▸ The problem
Locate the lines that hold the string "dénoncer". Copy every such line.

Data entries
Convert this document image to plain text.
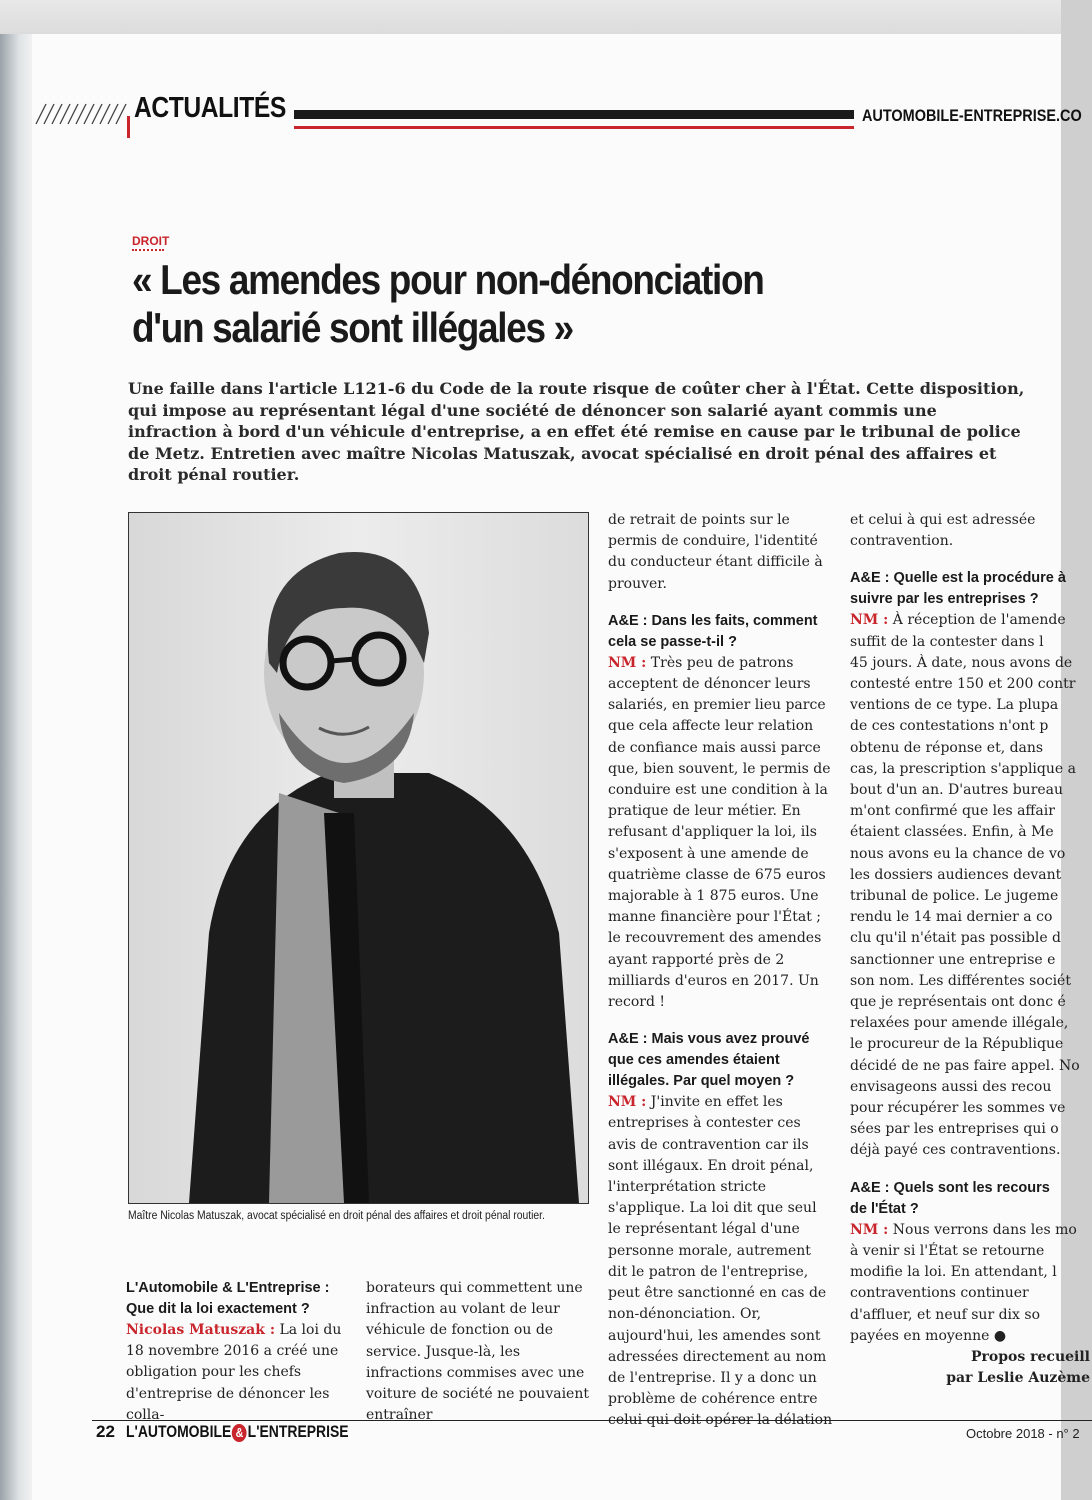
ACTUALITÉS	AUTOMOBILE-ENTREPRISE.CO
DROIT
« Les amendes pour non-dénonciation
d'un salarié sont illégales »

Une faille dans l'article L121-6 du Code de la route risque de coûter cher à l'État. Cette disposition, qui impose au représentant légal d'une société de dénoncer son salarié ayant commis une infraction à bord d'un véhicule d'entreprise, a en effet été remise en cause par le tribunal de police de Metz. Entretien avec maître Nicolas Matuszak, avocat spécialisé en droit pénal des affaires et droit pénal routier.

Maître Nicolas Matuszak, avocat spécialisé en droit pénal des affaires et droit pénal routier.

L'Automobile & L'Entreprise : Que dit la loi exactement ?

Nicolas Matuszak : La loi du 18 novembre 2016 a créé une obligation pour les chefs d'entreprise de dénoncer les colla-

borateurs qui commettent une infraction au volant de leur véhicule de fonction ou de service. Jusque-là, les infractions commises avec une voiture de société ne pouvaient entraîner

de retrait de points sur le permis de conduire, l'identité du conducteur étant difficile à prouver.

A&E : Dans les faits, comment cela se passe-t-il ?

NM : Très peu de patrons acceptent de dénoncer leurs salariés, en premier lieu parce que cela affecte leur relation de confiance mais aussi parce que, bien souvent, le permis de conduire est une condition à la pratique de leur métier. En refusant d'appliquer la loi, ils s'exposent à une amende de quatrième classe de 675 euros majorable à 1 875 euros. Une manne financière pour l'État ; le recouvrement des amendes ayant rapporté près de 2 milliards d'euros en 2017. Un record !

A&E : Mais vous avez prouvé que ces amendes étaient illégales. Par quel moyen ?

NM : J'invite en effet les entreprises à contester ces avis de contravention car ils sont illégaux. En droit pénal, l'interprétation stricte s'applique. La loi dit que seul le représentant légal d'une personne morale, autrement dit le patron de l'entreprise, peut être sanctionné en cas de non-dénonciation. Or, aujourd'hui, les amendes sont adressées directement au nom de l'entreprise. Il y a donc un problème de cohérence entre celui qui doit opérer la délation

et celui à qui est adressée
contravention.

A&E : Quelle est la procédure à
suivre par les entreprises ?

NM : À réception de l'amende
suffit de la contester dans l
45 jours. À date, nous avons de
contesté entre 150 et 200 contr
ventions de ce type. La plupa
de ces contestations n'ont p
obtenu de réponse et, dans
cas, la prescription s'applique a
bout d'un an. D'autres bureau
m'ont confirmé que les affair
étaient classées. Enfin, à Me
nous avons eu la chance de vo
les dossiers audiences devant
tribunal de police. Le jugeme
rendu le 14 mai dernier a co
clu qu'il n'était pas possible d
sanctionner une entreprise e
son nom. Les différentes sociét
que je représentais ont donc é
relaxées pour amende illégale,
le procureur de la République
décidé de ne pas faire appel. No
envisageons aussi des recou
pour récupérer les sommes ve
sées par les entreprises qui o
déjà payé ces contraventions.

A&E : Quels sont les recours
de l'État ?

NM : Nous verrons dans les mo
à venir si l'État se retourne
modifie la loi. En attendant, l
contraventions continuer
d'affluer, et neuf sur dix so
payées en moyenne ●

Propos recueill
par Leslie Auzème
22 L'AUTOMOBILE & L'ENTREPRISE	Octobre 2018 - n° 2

...

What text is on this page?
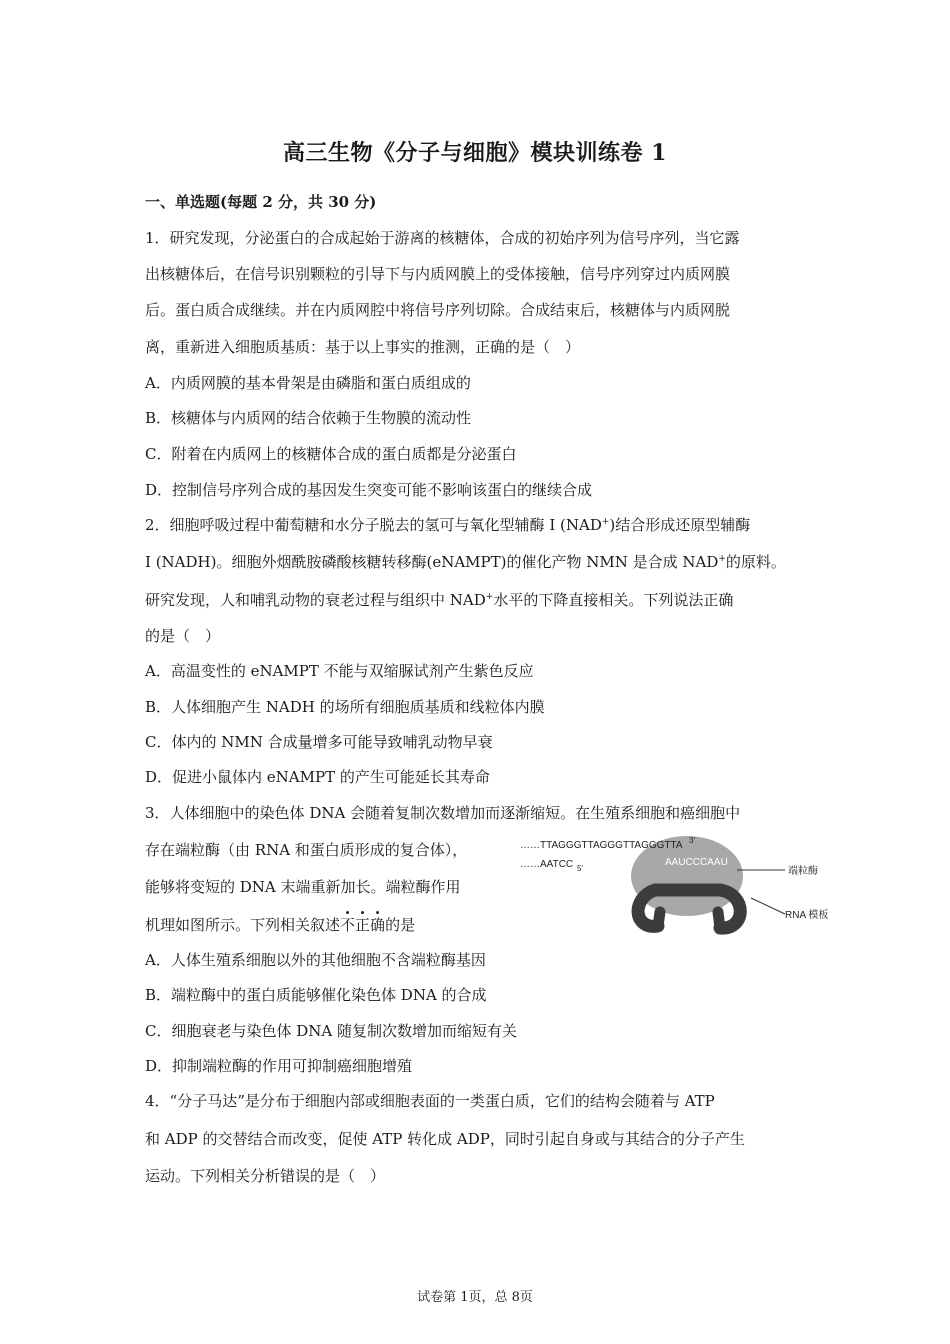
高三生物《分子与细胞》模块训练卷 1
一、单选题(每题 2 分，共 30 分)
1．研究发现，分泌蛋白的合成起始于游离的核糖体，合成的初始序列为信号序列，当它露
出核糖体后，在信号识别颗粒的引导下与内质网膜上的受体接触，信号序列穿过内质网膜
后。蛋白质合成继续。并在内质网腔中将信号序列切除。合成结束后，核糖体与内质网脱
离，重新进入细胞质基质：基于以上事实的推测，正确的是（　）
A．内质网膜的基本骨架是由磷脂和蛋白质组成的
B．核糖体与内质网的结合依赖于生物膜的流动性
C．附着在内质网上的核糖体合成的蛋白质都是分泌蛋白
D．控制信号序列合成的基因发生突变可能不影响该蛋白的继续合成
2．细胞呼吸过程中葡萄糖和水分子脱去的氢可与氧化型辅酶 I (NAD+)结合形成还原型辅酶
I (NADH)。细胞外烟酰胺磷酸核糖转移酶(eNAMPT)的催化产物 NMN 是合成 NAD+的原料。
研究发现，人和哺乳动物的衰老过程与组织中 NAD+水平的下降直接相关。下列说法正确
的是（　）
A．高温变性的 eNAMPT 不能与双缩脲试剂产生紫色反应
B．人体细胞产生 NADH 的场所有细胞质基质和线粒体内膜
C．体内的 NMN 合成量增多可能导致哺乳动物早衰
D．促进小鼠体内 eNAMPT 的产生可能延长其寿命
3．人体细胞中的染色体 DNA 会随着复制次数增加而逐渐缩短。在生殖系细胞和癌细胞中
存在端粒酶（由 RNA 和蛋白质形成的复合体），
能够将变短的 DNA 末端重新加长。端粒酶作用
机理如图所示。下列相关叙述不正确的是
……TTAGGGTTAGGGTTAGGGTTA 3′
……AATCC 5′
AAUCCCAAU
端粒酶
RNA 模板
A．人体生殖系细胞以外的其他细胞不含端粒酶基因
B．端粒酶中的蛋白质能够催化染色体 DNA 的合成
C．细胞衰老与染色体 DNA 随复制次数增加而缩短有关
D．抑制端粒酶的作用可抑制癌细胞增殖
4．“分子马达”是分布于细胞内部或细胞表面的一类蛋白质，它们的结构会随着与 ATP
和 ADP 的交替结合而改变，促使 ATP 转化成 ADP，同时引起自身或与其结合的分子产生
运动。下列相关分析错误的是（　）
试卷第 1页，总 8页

▸ Exercise output
Une faille dans l'article L121-6 du Code de la route risque de coûter cher à l'État. Cette disposition, qui impose au représentant légal d'une société de dénoncer son salarié ayant commis une infraction à bord d'un véhicule d'entreprise, a en effet été remise en cause par le tribunal de police de Metz. Entretien avec maître Nicolas Matuszak, avocat spécialisé en droit pénal des affaires et droit pénal routier.
Nicolas Matuszak : La loi du 18 novembre 2016 a créé une obligation pour les chefs d'entreprise de dénoncer les colla-
NM : Très peu de patrons acceptent de dénoncer leurs salariés, en premier lieu parce que cela affecte leur relation de confiance mais aussi parce que, bien souvent, le permis de conduire est une condition à la pratique de leur métier. En refusant d'appliquer la loi, ils s'exposent à une amende de quatrième classe de 675 euros majorable à 1 875 euros. Une manne financière pour l'État ; le recouvrement des amendes ayant rapporté près de 2 milliards d'euros en 2017. Un record !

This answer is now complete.